■ WORK TO COMPLETE:
Copy out the listing below line for line, with no changes.

■ EXTRACTED MATERIAL:
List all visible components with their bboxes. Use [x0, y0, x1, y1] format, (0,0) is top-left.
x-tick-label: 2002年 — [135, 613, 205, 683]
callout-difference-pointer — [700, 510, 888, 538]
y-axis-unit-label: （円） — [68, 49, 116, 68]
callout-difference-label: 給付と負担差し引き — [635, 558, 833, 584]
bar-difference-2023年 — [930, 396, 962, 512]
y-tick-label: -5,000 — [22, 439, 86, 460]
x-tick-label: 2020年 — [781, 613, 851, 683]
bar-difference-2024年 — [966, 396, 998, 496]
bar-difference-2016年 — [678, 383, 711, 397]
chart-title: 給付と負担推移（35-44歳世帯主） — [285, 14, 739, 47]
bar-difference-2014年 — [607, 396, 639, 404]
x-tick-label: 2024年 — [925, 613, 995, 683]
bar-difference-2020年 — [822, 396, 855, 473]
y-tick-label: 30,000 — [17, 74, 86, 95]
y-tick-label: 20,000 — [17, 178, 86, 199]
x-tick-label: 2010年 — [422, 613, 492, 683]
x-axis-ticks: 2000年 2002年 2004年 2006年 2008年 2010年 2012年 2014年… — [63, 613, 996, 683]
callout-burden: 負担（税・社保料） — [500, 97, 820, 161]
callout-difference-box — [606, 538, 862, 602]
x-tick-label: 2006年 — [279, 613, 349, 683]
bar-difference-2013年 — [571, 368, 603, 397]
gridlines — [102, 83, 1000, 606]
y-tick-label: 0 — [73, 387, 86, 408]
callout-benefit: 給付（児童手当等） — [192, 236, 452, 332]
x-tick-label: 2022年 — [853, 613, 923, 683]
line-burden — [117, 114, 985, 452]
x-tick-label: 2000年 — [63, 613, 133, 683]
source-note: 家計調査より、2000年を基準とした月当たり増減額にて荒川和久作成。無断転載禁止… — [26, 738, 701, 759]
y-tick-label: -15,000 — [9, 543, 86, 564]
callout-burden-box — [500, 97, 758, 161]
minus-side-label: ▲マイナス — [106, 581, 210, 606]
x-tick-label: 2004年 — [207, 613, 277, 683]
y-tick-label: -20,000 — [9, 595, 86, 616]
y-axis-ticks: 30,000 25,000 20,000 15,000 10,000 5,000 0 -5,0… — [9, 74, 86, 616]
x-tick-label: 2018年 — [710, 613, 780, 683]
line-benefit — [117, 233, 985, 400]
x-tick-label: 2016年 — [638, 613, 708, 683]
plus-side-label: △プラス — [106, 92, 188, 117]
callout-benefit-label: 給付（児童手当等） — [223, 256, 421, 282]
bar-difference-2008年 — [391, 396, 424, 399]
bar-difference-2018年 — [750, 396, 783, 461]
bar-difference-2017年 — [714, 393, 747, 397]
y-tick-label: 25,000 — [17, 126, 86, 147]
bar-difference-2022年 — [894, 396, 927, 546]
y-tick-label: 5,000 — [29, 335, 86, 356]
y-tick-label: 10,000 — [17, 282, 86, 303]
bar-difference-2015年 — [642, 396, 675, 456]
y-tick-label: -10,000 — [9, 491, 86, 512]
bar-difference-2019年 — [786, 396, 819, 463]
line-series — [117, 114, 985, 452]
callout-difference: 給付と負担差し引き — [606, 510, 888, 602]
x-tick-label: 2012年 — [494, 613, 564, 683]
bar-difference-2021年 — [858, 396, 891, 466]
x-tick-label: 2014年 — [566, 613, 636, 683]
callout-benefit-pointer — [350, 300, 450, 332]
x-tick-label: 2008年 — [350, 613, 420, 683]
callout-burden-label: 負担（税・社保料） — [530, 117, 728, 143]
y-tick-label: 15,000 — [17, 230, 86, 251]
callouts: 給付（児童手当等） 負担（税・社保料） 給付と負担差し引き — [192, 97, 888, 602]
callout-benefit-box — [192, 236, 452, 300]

■ ANSWER:
List all visible components with their bboxes. Use [x0, y0, x1, y1] format, (0,0) is top-left.
x-tick-label: 2002年 — [135, 613, 205, 683]
callout-difference-pointer — [700, 510, 888, 538]
y-axis-unit-label: （円） — [68, 49, 116, 68]
callout-difference-label: 給付と負担差し引き — [635, 558, 833, 584]
bar-difference-2023年 — [930, 396, 962, 512]
y-tick-label: -5,000 — [22, 439, 86, 460]
x-tick-label: 2020年 — [781, 613, 851, 683]
bar-difference-2024年 — [966, 396, 998, 496]
bar-difference-2016年 — [678, 383, 711, 397]
chart-title: 給付と負担推移（35-44歳世帯主） — [285, 14, 739, 47]
bar-difference-2014年 — [607, 396, 639, 404]
x-tick-label: 2024年 — [925, 613, 995, 683]
bar-difference-2020年 — [822, 396, 855, 473]
y-tick-label: 30,000 — [17, 74, 86, 95]
y-tick-label: 20,000 — [17, 178, 86, 199]
x-tick-label: 2010年 — [422, 613, 492, 683]
x-axis-ticks: 2000年 2002年 2004年 2006年 2008年 2010年 2012年 2014年… — [63, 613, 996, 683]
callout-burden: 負担（税・社保料） — [500, 97, 820, 161]
callout-difference-box — [606, 538, 862, 602]
x-tick-label: 2006年 — [279, 613, 349, 683]
bar-difference-2013年 — [571, 368, 603, 397]
gridlines — [102, 83, 1000, 606]
y-tick-label: 0 — [73, 387, 86, 408]
callout-benefit: 給付（児童手当等） — [192, 236, 452, 332]
x-tick-label: 2022年 — [853, 613, 923, 683]
line-burden — [117, 114, 985, 452]
x-tick-label: 2000年 — [63, 613, 133, 683]
source-note: 家計調査より、2000年を基準とした月当たり増減額にて荒川和久作成。無断転載禁止… — [26, 738, 701, 759]
y-tick-label: -15,000 — [9, 543, 86, 564]
callout-burden-box — [500, 97, 758, 161]
minus-side-label: ▲マイナス — [106, 581, 210, 606]
x-tick-label: 2004年 — [207, 613, 277, 683]
y-tick-label: -20,000 — [9, 595, 86, 616]
y-axis-ticks: 30,000 25,000 20,000 15,000 10,000 5,000 0 -5,0… — [9, 74, 86, 616]
x-tick-label: 2018年 — [710, 613, 780, 683]
line-benefit — [117, 233, 985, 400]
x-tick-label: 2016年 — [638, 613, 708, 683]
plus-side-label: △プラス — [106, 92, 188, 117]
callout-benefit-label: 給付（児童手当等） — [223, 256, 421, 282]
bar-difference-2008年 — [391, 396, 424, 399]
bar-difference-2018年 — [750, 396, 783, 461]
bar-difference-2017年 — [714, 393, 747, 397]
y-tick-label: 25,000 — [17, 126, 86, 147]
bar-difference-2022年 — [894, 396, 927, 546]
y-tick-label: 5,000 — [29, 335, 86, 356]
y-tick-label: 10,000 — [17, 282, 86, 303]
bar-difference-2015年 — [642, 396, 675, 456]
y-tick-label: -10,000 — [9, 491, 86, 512]
bar-difference-2019年 — [786, 396, 819, 463]
line-series — [117, 114, 985, 452]
callout-difference: 給付と負担差し引き — [606, 510, 888, 602]
x-tick-label: 2012年 — [494, 613, 564, 683]
bar-difference-2021年 — [858, 396, 891, 466]
x-tick-label: 2014年 — [566, 613, 636, 683]
callout-benefit-pointer — [350, 300, 450, 332]
x-tick-label: 2008年 — [350, 613, 420, 683]
callout-burden-label: 負担（税・社保料） — [530, 117, 728, 143]
y-tick-label: 15,000 — [17, 230, 86, 251]
callouts: 給付（児童手当等） 負担（税・社保料） 給付と負担差し引き — [192, 97, 888, 602]
callout-benefit-box — [192, 236, 452, 300]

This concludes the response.